THE TASK: Lift out all lines below that contain "organizations".

>> Begin EXERCISE MATERIALS

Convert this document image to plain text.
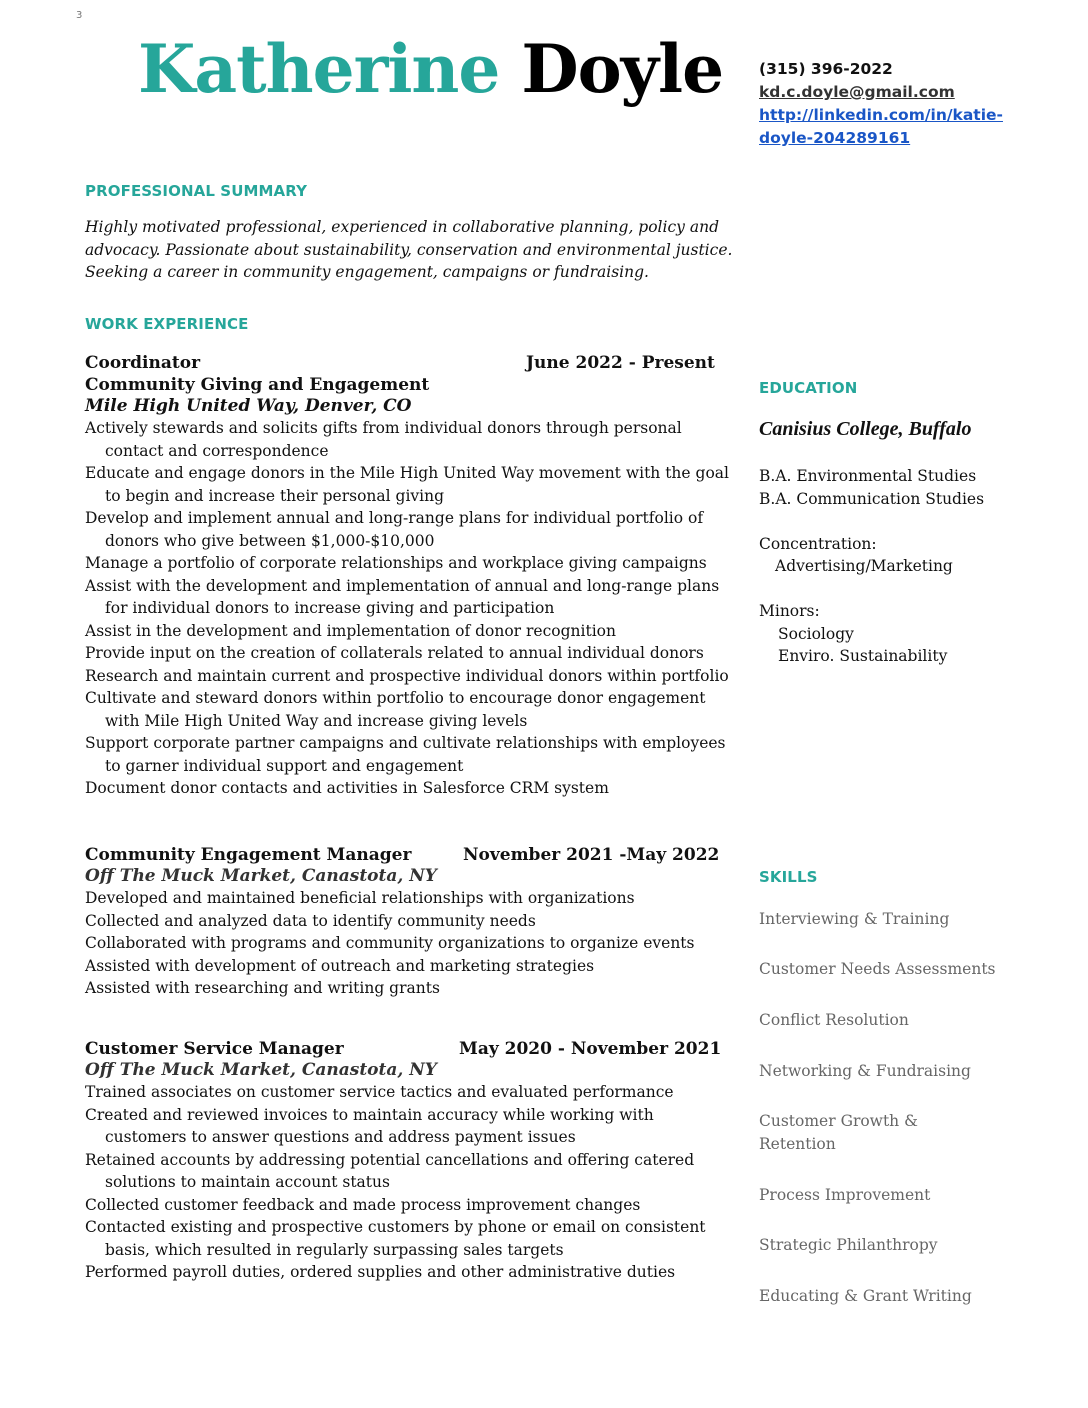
3
Katherine Doyle (315) 396-2022
kd.c.doyle@gmail.com
http://linkedin.com/in/katie-
doyle-204289161
PROFESSIONAL SUMMARY
Highly motivated professional, experienced in collaborative planning, policy and
advocacy. Passionate about sustainability, conservation and environmental justice.
Seeking a career in community engagement, campaigns or fundraising.
WORK EXPERIENCE
Coordinator	June 2022 - Present
Community Giving and Engagement
Mile High United Way, Denver, CO
Actively stewards and solicits gifts from individual donors through personal contact and correspondence
Educate and engage donors in the Mile High United Way movement with the goal to begin and increase their personal giving
Develop and implement annual and long-range plans for individual portfolio of donors who give between $1,000-$10,000
Manage a portfolio of corporate relationships and workplace giving campaigns
Assist with the development and implementation of annual and long-range plans for individual donors to increase giving and participation
Assist in the development and implementation of donor recognition
Provide input on the creation of collaterals related to annual individual donors
Research and maintain current and prospective individual donors within portfolio
Cultivate and steward donors within portfolio to encourage donor engagement with Mile High United Way and increase giving levels
Support corporate partner campaigns and cultivate relationships with employees to garner individual support and engagement
Document donor contacts and activities in Salesforce CRM system
Community Engagement Manager	November 2021 -May 2022
Off The Muck Market, Canastota, NY
Developed and maintained beneficial relationships with organizations
Collected and analyzed data to identify community needs
Collaborated with programs and community organizations to organize events
Assisted with development of outreach and marketing strategies
Assisted with researching and writing grants
Customer Service Manager	May 2020 - November 2021
Off The Muck Market, Canastota, NY
Trained associates on customer service tactics and evaluated performance
Created and reviewed invoices to maintain accuracy while working with customers to answer questions and address payment issues
Retained accounts by addressing potential cancellations and offering catered solutions to maintain account status
Collected customer feedback and made process improvement changes
Contacted existing and prospective customers by phone or email on consistent basis, which resulted in regularly surpassing sales targets
Performed payroll duties, ordered supplies and other administrative duties
EDUCATION
Canisius College, Buffalo
B.A. Environmental Studies
B.A. Communication Studies
Concentration:
Advertising/Marketing
Minors:
Sociology
Enviro. Sustainability
SKILLS
Interviewing & Training
Customer Needs Assessments
Conflict Resolution
Networking & Fundraising
Customer Growth & Retention
Process Improvement
Strategic Philanthropy
Educating & Grant Writing
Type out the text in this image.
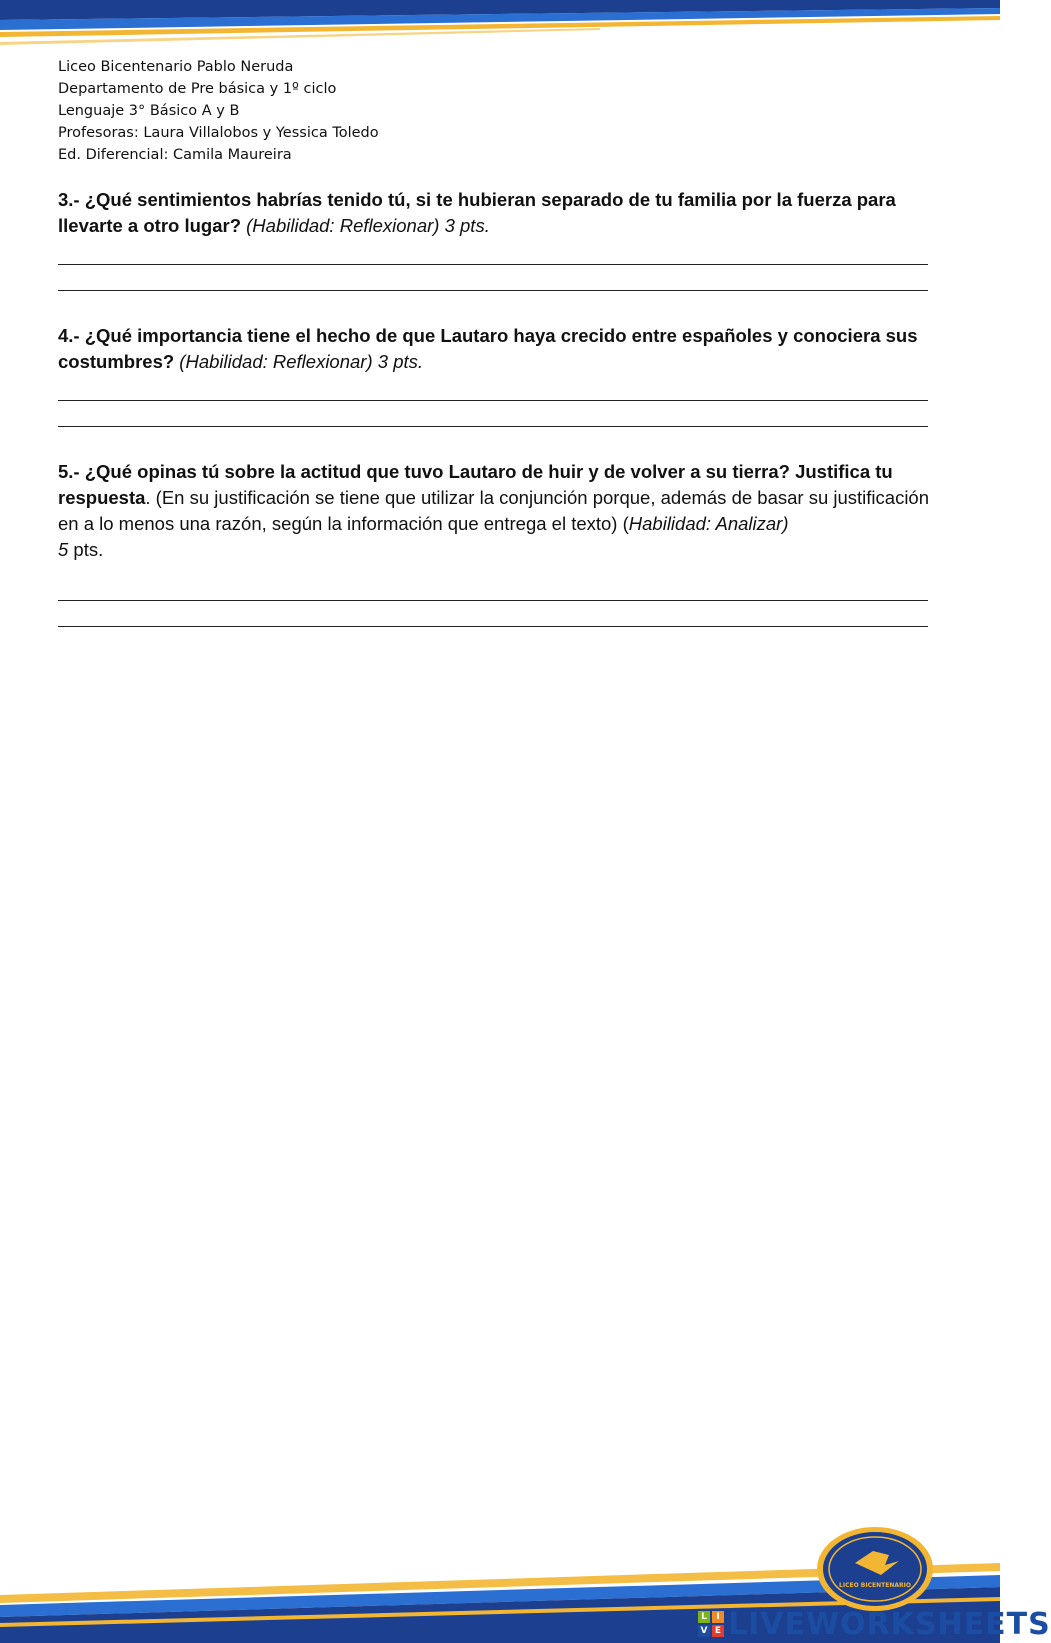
Liceo Bicentenario Pablo Neruda
Departamento de Pre básica y 1º ciclo
Lenguaje 3° Básico A y B
Profesoras: Laura Villalobos y Yessica Toledo
Ed. Diferencial: Camila Maureira
3.- ¿Qué sentimientos habrías tenido tú, si te hubieran separado de tu familia por la fuerza para llevarte a otro lugar? (Habilidad: Reflexionar) 3 pts.
4.- ¿Qué importancia tiene el hecho de que Lautaro haya crecido entre españoles y conociera sus costumbres? (Habilidad: Reflexionar) 3 pts.
5.- ¿Qué opinas tú sobre la actitud que tuvo Lautaro de huir y de volver a su tierra? Justifica tu respuesta. (En su justificación se tiene que utilizar la conjunción porque, además de basar su justificación en a lo menos una razón, según la información que entrega el texto) (Habilidad: Analizar)
5 pts.
LICEO BICENTENARIO
L	I
V E LIVEWORKSHEETS
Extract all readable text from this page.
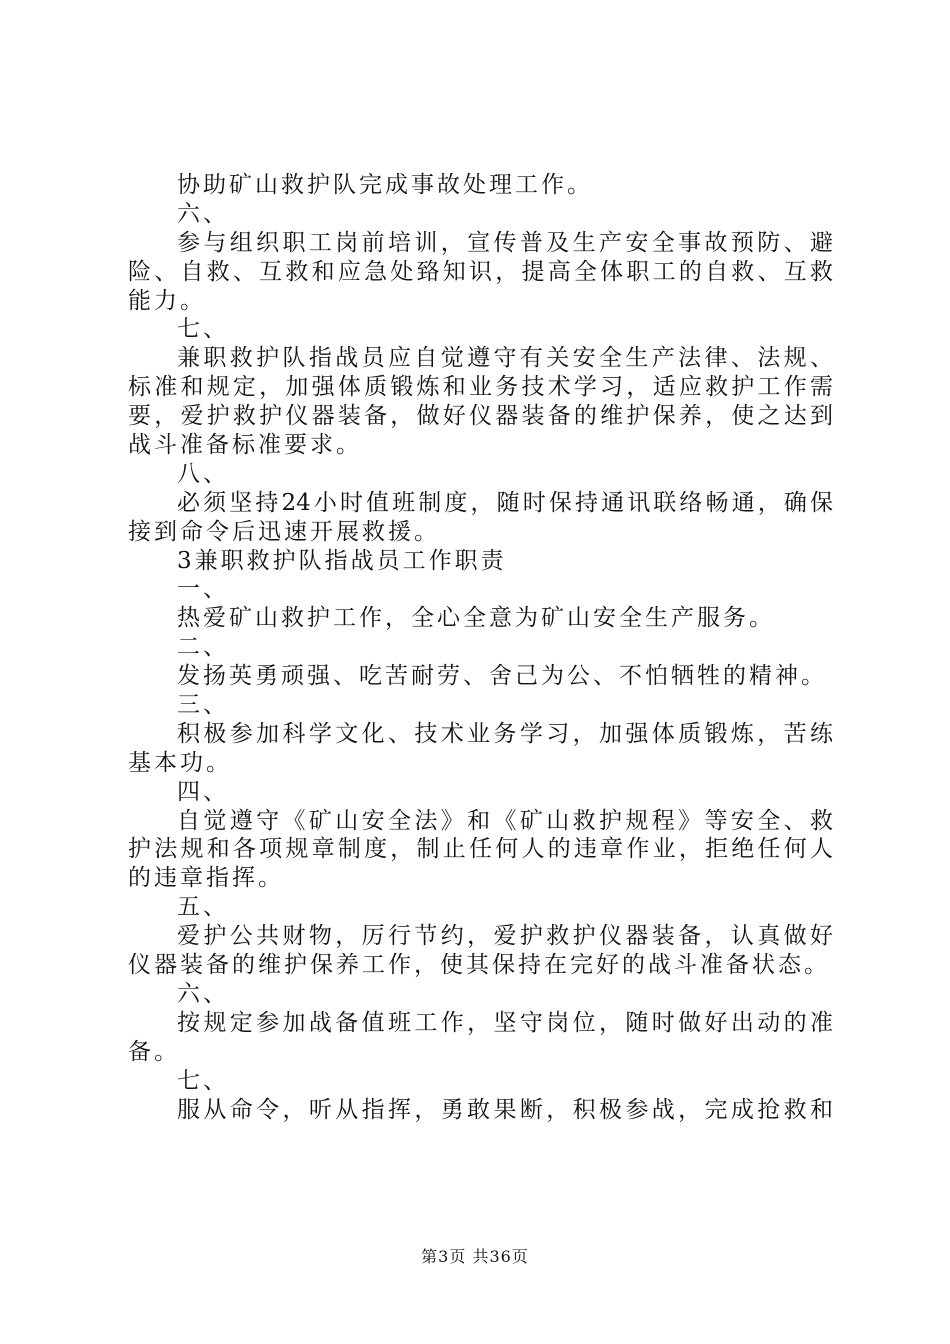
协助矿山救护队完成事故处理工作。
六、
参与组织职工岗前培训，宣传普及生产安全事故预防、避
险、自救、互救和应急处臵知识，提高全体职工的自救、互救
能力。
七、
兼职救护队指战员应自觉遵守有关安全生产法律、法规、
标准和规定，加强体质锻炼和业务技术学习，适应救护工作需
要，爱护救护仪器装备，做好仪器装备的维护保养，使之达到
战斗准备标准要求。
八、
必须坚持24小时值班制度，随时保持通讯联络畅通，确保
接到命令后迅速开展救援。
3兼职救护队指战员工作职责
一、
热爱矿山救护工作，全心全意为矿山安全生产服务。
二、
发扬英勇顽强、吃苦耐劳、舍己为公、不怕牺牲的精神。
三、
积极参加科学文化、技术业务学习，加强体质锻炼，苦练
基本功。
四、
自觉遵守《矿山安全法》和《矿山救护规程》等安全、救
护法规和各项规章制度，制止任何人的违章作业，拒绝任何人
的违章指挥。
五、
爱护公共财物，厉行节约，爱护救护仪器装备，认真做好
仪器装备的维护保养工作，使其保持在完好的战斗准备状态。
六、
按规定参加战备值班工作，坚守岗位，随时做好出动的准
备。
七、
服从命令，听从指挥，勇敢果断，积极参战，完成抢救和
第3页 共36页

>> End EXERCISE MATERIALS

RESULT OF THE EXERCISE:
Developed and maintained beneficial relationships with organizations
Collaborated with programs and community organizations to organize events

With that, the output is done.